[Dataset excerpt]
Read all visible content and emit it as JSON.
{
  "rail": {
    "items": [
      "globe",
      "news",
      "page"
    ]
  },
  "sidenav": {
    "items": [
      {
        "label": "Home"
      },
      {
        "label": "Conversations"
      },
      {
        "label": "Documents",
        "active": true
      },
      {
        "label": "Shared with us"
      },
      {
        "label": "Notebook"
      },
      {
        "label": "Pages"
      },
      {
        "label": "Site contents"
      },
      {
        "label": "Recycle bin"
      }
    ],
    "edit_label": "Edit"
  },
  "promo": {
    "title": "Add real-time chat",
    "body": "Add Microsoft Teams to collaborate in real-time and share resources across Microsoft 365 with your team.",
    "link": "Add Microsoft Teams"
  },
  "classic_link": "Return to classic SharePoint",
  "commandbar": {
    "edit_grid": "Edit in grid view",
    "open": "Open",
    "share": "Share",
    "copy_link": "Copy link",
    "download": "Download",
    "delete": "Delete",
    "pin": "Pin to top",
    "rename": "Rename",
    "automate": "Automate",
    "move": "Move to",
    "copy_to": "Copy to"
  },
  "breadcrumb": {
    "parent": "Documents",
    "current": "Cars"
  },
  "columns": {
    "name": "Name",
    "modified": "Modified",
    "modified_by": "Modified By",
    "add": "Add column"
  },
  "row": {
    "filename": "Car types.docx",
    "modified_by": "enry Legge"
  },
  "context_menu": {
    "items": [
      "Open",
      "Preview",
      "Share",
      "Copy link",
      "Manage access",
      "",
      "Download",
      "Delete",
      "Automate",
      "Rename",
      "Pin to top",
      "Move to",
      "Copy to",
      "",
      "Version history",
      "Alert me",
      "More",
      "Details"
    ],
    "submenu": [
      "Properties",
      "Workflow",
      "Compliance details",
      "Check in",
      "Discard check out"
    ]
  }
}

...

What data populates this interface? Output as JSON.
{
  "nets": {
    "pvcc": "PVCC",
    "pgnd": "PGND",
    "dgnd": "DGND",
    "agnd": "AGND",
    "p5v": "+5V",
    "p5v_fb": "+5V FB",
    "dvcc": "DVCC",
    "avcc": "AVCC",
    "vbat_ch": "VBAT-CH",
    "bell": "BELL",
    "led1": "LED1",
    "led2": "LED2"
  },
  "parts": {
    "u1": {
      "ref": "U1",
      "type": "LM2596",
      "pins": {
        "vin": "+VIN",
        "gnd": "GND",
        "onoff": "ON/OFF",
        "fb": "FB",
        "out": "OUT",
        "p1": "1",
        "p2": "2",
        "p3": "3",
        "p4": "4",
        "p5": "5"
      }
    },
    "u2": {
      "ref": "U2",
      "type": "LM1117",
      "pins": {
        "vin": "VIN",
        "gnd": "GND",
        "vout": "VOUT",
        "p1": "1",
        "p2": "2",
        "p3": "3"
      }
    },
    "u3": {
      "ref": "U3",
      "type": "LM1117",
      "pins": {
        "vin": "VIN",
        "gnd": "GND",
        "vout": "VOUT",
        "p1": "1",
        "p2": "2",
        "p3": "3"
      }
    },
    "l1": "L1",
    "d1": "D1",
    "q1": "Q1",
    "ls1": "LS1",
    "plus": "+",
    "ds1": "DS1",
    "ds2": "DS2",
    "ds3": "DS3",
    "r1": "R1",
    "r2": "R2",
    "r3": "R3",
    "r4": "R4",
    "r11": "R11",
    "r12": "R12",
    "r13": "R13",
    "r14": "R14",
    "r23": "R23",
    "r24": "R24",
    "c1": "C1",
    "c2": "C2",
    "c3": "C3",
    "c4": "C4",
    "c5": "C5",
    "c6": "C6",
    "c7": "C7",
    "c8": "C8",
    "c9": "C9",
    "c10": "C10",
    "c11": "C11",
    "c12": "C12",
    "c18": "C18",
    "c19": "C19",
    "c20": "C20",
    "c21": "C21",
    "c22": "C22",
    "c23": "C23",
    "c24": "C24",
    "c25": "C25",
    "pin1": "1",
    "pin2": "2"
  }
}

--- Written task ---
Sift through the entries and copy every line with "Edit".

--- Problem solution ---
    "edit_label": "Edit"
    "edit_grid": "Edit in grid view",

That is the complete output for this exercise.